Set problem: Write out each line from the data below that includes the word "hint".

Dataset entries:
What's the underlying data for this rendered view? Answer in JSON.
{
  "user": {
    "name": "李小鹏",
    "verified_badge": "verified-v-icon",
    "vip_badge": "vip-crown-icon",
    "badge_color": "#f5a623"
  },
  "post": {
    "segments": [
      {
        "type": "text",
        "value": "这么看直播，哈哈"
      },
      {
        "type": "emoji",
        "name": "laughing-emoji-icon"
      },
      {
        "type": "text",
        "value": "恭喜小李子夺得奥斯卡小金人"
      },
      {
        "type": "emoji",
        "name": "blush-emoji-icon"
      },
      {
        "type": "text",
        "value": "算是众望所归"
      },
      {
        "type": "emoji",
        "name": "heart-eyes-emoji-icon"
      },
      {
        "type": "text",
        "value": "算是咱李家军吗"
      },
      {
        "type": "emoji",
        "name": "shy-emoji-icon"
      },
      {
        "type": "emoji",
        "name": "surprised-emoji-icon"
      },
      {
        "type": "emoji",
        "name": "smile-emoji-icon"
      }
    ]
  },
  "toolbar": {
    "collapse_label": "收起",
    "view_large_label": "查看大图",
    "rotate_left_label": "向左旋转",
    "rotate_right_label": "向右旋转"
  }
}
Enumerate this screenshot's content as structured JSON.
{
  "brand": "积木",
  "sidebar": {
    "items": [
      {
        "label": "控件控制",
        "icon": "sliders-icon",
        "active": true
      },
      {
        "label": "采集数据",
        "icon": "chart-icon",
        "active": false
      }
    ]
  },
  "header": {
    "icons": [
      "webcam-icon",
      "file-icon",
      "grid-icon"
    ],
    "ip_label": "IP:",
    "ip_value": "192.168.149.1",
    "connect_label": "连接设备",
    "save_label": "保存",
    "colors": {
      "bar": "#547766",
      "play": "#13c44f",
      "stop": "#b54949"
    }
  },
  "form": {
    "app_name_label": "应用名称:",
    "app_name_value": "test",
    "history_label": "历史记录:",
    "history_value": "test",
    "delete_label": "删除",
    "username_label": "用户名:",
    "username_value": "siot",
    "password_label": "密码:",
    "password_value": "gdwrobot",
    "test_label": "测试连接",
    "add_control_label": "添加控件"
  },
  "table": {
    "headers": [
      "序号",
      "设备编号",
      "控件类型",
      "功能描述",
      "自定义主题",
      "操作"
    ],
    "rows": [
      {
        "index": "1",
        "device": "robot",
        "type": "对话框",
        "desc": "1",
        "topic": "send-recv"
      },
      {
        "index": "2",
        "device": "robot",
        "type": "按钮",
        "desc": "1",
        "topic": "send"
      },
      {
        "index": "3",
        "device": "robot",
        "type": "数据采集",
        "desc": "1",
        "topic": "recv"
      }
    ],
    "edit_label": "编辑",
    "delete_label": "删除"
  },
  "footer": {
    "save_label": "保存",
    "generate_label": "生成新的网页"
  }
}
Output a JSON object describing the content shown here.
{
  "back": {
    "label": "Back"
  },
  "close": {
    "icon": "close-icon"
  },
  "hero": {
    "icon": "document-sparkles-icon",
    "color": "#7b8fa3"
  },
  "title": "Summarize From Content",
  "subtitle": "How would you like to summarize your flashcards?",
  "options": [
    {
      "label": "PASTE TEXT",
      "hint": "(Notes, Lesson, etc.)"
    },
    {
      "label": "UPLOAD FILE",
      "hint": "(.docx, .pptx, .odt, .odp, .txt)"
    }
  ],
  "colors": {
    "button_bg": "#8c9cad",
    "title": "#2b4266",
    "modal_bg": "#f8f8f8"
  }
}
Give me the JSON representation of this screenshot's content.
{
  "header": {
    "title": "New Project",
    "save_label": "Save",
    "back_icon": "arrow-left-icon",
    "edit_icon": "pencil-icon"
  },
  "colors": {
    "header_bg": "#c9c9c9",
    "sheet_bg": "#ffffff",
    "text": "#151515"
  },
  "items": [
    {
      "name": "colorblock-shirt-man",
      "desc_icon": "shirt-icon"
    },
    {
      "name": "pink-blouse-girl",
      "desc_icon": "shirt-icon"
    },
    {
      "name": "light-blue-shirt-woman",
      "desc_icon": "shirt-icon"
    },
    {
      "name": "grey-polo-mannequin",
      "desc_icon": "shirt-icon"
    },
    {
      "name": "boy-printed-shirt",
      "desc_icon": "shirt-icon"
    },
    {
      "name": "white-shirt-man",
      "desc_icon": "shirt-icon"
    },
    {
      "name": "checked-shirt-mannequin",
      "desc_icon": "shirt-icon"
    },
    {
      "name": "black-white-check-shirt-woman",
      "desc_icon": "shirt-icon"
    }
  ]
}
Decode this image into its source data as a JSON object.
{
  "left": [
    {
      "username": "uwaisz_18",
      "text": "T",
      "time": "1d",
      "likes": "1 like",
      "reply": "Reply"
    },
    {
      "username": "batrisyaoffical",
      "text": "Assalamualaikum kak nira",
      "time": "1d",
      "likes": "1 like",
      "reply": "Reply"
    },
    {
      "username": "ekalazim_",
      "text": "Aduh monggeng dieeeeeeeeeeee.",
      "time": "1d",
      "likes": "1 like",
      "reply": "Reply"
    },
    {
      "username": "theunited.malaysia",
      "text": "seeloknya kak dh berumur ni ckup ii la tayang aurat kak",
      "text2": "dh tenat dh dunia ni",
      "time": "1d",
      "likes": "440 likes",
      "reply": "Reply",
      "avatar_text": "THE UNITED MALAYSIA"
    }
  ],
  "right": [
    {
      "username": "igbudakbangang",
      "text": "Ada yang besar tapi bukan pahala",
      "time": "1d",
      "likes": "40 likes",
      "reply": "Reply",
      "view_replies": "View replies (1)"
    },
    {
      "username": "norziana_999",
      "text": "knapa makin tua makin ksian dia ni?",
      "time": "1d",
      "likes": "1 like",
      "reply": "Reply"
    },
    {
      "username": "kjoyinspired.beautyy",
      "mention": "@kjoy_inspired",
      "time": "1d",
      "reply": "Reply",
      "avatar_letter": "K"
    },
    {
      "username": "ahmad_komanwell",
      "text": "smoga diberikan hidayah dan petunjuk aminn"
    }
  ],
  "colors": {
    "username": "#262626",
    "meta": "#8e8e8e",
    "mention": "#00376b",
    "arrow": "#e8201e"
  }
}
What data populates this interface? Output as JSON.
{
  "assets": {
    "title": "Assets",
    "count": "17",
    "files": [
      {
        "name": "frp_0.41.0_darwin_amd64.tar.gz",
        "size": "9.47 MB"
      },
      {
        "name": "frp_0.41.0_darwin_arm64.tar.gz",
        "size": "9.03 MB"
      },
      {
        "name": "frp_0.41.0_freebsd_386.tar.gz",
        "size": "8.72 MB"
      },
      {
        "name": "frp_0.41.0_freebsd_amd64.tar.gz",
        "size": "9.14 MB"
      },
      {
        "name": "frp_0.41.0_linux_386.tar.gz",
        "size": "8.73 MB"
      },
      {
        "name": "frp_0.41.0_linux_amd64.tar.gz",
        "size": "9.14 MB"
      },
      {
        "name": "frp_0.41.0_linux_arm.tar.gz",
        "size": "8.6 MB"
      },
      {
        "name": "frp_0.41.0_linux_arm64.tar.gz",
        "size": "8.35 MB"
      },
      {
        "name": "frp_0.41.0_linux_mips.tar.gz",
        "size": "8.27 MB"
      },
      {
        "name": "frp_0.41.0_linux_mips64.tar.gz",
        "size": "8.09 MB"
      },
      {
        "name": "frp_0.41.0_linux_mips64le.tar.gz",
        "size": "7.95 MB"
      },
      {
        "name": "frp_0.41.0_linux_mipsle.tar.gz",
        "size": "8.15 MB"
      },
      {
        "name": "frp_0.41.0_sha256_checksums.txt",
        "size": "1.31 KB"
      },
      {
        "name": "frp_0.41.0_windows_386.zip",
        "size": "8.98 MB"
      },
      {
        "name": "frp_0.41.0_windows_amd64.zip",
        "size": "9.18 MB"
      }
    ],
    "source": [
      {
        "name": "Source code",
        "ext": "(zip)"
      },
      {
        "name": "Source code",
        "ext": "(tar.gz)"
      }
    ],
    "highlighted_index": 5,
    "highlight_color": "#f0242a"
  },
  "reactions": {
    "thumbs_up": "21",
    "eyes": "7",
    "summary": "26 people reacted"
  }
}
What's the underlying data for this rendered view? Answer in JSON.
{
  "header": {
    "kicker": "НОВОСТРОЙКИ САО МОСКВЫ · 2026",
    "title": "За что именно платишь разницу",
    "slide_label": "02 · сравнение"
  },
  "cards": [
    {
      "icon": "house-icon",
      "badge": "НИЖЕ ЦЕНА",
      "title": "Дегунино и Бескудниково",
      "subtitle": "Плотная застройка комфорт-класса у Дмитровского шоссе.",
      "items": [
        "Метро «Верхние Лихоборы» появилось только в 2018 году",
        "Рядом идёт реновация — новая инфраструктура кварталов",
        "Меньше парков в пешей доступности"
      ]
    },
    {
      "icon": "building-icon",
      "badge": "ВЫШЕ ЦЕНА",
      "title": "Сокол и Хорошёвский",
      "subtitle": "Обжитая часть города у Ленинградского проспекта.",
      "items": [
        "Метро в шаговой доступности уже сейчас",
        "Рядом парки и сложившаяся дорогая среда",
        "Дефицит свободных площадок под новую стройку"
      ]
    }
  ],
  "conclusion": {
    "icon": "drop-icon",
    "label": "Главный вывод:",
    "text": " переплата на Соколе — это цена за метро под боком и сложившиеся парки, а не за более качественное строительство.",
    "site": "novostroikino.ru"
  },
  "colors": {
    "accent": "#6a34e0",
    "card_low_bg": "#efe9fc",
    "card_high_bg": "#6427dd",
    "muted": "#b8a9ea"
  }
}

Answer for this exercise:
      "hint": "(Notes, Lesson, etc.)"
      "hint": "(.docx, .pptx, .odt, .odp, .txt)"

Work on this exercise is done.